━━━ Supplied records ━━━
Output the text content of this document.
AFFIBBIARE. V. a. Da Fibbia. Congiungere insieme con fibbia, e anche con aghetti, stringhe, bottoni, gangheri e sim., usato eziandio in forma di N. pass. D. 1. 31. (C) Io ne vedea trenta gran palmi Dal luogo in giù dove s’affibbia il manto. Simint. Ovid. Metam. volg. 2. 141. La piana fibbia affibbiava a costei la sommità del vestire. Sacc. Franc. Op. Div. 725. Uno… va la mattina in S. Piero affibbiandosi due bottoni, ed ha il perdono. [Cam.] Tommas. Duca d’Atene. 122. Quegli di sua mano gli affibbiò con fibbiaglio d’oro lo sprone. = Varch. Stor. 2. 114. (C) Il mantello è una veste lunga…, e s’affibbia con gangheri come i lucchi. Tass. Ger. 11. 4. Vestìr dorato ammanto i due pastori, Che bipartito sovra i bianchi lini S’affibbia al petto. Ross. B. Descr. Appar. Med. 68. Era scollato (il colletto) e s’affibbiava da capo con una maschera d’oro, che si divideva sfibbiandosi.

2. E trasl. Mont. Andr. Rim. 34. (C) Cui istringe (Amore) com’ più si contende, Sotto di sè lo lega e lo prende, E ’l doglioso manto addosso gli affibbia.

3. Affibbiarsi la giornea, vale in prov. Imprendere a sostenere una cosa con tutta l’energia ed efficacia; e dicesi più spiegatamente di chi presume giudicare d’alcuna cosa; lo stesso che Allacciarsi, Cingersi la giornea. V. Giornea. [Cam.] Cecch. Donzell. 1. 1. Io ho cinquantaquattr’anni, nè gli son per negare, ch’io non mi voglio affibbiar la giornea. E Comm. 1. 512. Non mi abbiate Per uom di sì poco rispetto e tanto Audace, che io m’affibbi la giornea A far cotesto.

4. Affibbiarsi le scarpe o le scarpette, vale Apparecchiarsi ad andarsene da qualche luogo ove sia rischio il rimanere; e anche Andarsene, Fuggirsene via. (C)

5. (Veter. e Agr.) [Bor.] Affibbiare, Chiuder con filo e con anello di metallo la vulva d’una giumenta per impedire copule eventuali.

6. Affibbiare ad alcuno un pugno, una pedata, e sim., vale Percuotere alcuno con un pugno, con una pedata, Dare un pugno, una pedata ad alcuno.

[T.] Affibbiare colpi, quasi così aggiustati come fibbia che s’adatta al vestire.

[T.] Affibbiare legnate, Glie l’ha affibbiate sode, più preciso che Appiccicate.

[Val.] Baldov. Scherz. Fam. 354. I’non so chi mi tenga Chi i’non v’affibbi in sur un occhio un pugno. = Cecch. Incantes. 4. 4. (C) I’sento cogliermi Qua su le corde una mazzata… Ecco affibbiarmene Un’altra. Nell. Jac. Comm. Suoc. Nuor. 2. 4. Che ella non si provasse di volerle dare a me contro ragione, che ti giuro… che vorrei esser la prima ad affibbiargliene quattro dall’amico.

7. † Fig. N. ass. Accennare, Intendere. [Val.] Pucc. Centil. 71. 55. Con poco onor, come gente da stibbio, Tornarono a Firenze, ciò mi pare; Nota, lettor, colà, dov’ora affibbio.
━━━
- _Stated problem_
Repeat the listing exactly, from its first line to its last.

- _The output_
Output the text content of this document.
AFFIBBIARE. V. a. Da Fibbia. Congiungere insieme con fibbia, e anche con aghetti, stringhe, bottoni, gangheri e sim., usato eziandio in forma di N. pass. D. 1. 31. (C) Io ne vedea trenta gran palmi Dal luogo in giù dove s’affibbia il manto. Simint. Ovid. Metam. volg. 2. 141. La piana fibbia affibbiava a costei la sommità del vestire. Sacc. Franc. Op. Div. 725. Uno… va la mattina in S. Piero affibbiandosi due bottoni, ed ha il perdono. [Cam.] Tommas. Duca d’Atene. 122. Quegli di sua mano gli affibbiò con fibbiaglio d’oro lo sprone. = Varch. Stor. 2. 114. (C) Il mantello è una veste lunga…, e s’affibbia con gangheri come i lucchi. Tass. Ger. 11. 4. Vestìr dorato ammanto i due pastori, Che bipartito sovra i bianchi lini S’affibbia al petto. Ross. B. Descr. Appar. Med. 68. Era scollato (il colletto) e s’affibbiava da capo con una maschera d’oro, che si divideva sfibbiandosi.

2. E trasl. Mont. Andr. Rim. 34. (C) Cui istringe (Amore) com’ più si contende, Sotto di sè lo lega e lo prende, E ’l doglioso manto addosso gli affibbia.

3. Affibbiarsi la giornea, vale in prov. Imprendere a sostenere una cosa con tutta l’energia ed efficacia; e dicesi più spiegatamente di chi presume giudicare d’alcuna cosa; lo stesso che Allacciarsi, Cingersi la giornea. V. Giornea. [Cam.] Cecch. Donzell. 1. 1. Io ho cinquantaquattr’anni, nè gli son per negare, ch’io non mi voglio affibbiar la giornea. E Comm. 1. 512. Non mi abbiate Per uom di sì poco rispetto e tanto Audace, che io m’affibbi la giornea A far cotesto.

4. Affibbiarsi le scarpe o le scarpette, vale Apparecchiarsi ad andarsene da qualche luogo ove sia rischio il rimanere; e anche Andarsene, Fuggirsene via. (C)

5. (Veter. e Agr.) [Bor.] Affibbiare, Chiuder con filo e con anello di metallo la vulva d’una giumenta per impedire copule eventuali.

6. Affibbiare ad alcuno un pugno, una pedata, e sim., vale Percuotere alcuno con un pugno, con una pedata, Dare un pugno, una pedata ad alcuno.

[T.] Affibbiare colpi, quasi così aggiustati come fibbia che s’adatta al vestire.

[T.] Affibbiare legnate, Glie l’ha affibbiate sode, più preciso che Appiccicate.

[Val.] Baldov. Scherz. Fam. 354. I’non so chi mi tenga Chi i’non v’affibbi in sur un occhio un pugno. = Cecch. Incantes. 4. 4. (C) I’sento cogliermi Qua su le corde una mazzata… Ecco affibbiarmene Un’altra. Nell. Jac. Comm. Suoc. Nuor. 2. 4. Che ella non si provasse di volerle dare a me contro ragione, che ti giuro… che vorrei esser la prima ad affibbiargliene quattro dall’amico.

7. † Fig. N. ass. Accennare, Intendere. [Val.] Pucc. Centil. 71. 55. Con poco onor, come gente da stibbio, Tornarono a Firenze, ciò mi pare; Nota, lettor, colà, dov’ora affibbio.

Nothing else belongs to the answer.